__PROBLEM TO WORK ON__:
Extract the complete data exactly as given.

:: PROVIDED DATA ::

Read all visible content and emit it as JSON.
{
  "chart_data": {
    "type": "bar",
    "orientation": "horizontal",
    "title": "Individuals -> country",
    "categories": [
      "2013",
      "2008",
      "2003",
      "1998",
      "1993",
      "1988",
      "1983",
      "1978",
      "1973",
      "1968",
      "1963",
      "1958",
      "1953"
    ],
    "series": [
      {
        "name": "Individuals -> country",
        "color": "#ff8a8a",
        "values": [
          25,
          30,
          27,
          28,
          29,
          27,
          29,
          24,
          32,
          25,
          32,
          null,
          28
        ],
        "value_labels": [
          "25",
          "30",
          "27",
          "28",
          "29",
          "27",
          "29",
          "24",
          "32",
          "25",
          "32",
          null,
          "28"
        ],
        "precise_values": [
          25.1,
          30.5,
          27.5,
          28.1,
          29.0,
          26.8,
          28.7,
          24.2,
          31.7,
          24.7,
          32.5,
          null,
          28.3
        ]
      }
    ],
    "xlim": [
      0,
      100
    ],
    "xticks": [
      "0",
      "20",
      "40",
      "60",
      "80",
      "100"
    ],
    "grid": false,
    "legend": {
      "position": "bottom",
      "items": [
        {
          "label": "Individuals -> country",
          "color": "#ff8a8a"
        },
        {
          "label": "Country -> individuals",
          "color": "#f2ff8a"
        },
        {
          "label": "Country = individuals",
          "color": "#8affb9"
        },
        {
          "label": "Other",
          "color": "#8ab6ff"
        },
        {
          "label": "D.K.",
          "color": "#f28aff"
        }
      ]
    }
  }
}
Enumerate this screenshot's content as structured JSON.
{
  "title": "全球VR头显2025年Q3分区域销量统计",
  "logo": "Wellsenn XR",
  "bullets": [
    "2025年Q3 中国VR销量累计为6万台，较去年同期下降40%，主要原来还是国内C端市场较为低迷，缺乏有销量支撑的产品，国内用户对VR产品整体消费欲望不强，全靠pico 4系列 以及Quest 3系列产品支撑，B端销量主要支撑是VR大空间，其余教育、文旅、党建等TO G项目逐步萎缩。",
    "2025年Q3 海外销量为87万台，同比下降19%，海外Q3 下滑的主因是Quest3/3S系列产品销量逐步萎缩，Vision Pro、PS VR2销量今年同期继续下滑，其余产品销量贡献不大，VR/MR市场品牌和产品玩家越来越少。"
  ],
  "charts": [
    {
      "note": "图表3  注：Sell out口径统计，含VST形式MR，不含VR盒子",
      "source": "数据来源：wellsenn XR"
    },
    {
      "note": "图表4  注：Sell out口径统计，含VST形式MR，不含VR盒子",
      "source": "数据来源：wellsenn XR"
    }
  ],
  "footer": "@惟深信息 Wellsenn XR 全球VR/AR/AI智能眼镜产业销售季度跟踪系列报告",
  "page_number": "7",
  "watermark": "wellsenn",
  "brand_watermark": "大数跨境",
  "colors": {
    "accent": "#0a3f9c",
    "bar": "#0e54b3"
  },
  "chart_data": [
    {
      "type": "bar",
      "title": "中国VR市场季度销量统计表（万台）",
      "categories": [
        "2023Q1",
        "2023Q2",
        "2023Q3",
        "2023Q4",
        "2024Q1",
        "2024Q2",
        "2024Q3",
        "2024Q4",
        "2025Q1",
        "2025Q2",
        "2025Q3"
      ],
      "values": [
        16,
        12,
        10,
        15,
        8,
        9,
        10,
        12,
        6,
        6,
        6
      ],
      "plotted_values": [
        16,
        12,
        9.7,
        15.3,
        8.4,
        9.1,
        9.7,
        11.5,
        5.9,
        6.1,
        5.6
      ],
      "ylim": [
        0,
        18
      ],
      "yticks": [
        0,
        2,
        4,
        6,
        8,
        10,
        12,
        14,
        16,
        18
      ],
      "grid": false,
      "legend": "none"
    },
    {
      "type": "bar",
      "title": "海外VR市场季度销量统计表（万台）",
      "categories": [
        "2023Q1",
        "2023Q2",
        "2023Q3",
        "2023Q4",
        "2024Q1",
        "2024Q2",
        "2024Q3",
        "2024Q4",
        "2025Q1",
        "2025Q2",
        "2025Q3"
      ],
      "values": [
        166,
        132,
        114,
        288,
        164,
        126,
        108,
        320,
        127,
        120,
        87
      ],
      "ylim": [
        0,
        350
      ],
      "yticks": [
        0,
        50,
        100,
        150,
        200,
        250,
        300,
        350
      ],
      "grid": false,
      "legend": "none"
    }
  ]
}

:::

__RESPONSE__:
Read all visible content and emit it as JSON.
{
  "chart_data": {
    "type": "bar",
    "orientation": "horizontal",
    "title": "Individuals -> country",
    "categories": [
      "2013",
      "2008",
      "2003",
      "1998",
      "1993",
      "1988",
      "1983",
      "1978",
      "1973",
      "1968",
      "1963",
      "1958",
      "1953"
    ],
    "series": [
      {
        "name": "Individuals -> country",
        "color": "#ff8a8a",
        "values": [
          25,
          30,
          27,
          28,
          29,
          27,
          29,
          24,
          32,
          25,
          32,
          null,
          28
        ],
        "value_labels": [
          "25",
          "30",
          "27",
          "28",
          "29",
          "27",
          "29",
          "24",
          "32",
          "25",
          "32",
          null,
          "28"
        ],
        "precise_values": [
          25.1,
          30.5,
          27.5,
          28.1,
          29.0,
          26.8,
          28.7,
          24.2,
          31.7,
          24.7,
          32.5,
          null,
          28.3
        ]
      }
    ],
    "xlim": [
      0,
      100
    ],
    "xticks": [
      "0",
      "20",
      "40",
      "60",
      "80",
      "100"
    ],
    "grid": false,
    "legend": {
      "position": "bottom",
      "items": [
        {
          "label": "Individuals -> country",
          "color": "#ff8a8a"
        },
        {
          "label": "Country -> individuals",
          "color": "#f2ff8a"
        },
        {
          "label": "Country = individuals",
          "color": "#8affb9"
        },
        {
          "label": "Other",
          "color": "#8ab6ff"
        },
        {
          "label": "D.K.",
          "color": "#f28aff"
        }
      ]
    }
  }
}
Enumerate this screenshot's content as structured JSON.
{
  "title": "全球VR头显2025年Q3分区域销量统计",
  "logo": "Wellsenn XR",
  "bullets": [
    "2025年Q3 中国VR销量累计为6万台，较去年同期下降40%，主要原来还是国内C端市场较为低迷，缺乏有销量支撑的产品，国内用户对VR产品整体消费欲望不强，全靠pico 4系列 以及Quest 3系列产品支撑，B端销量主要支撑是VR大空间，其余教育、文旅、党建等TO G项目逐步萎缩。",
    "2025年Q3 海外销量为87万台，同比下降19%，海外Q3 下滑的主因是Quest3/3S系列产品销量逐步萎缩，Vision Pro、PS VR2销量今年同期继续下滑，其余产品销量贡献不大，VR/MR市场品牌和产品玩家越来越少。"
  ],
  "charts": [
    {
      "note": "图表3  注：Sell out口径统计，含VST形式MR，不含VR盒子",
      "source": "数据来源：wellsenn XR"
    },
    {
      "note": "图表4  注：Sell out口径统计，含VST形式MR，不含VR盒子",
      "source": "数据来源：wellsenn XR"
    }
  ],
  "footer": "@惟深信息 Wellsenn XR 全球VR/AR/AI智能眼镜产业销售季度跟踪系列报告",
  "page_number": "7",
  "watermark": "wellsenn",
  "brand_watermark": "大数跨境",
  "colors": {
    "accent": "#0a3f9c",
    "bar": "#0e54b3"
  },
  "chart_data": [
    {
      "type": "bar",
      "title": "中国VR市场季度销量统计表（万台）",
      "categories": [
        "2023Q1",
        "2023Q2",
        "2023Q3",
        "2023Q4",
        "2024Q1",
        "2024Q2",
        "2024Q3",
        "2024Q4",
        "2025Q1",
        "2025Q2",
        "2025Q3"
      ],
      "values": [
        16,
        12,
        10,
        15,
        8,
        9,
        10,
        12,
        6,
        6,
        6
      ],
      "plotted_values": [
        16,
        12,
        9.7,
        15.3,
        8.4,
        9.1,
        9.7,
        11.5,
        5.9,
        6.1,
        5.6
      ],
      "ylim": [
        0,
        18
      ],
      "yticks": [
        0,
        2,
        4,
        6,
        8,
        10,
        12,
        14,
        16,
        18
      ],
      "grid": false,
      "legend": "none"
    },
    {
      "type": "bar",
      "title": "海外VR市场季度销量统计表（万台）",
      "categories": [
        "2023Q1",
        "2023Q2",
        "2023Q3",
        "2023Q4",
        "2024Q1",
        "2024Q2",
        "2024Q3",
        "2024Q4",
        "2025Q1",
        "2025Q2",
        "2025Q3"
      ],
      "values": [
        166,
        132,
        114,
        288,
        164,
        126,
        108,
        320,
        127,
        120,
        87
      ],
      "ylim": [
        0,
        350
      ],
      "yticks": [
        0,
        50,
        100,
        150,
        200,
        250,
        300,
        350
      ],
      "grid": false,
      "legend": "none"
    }
  ]
}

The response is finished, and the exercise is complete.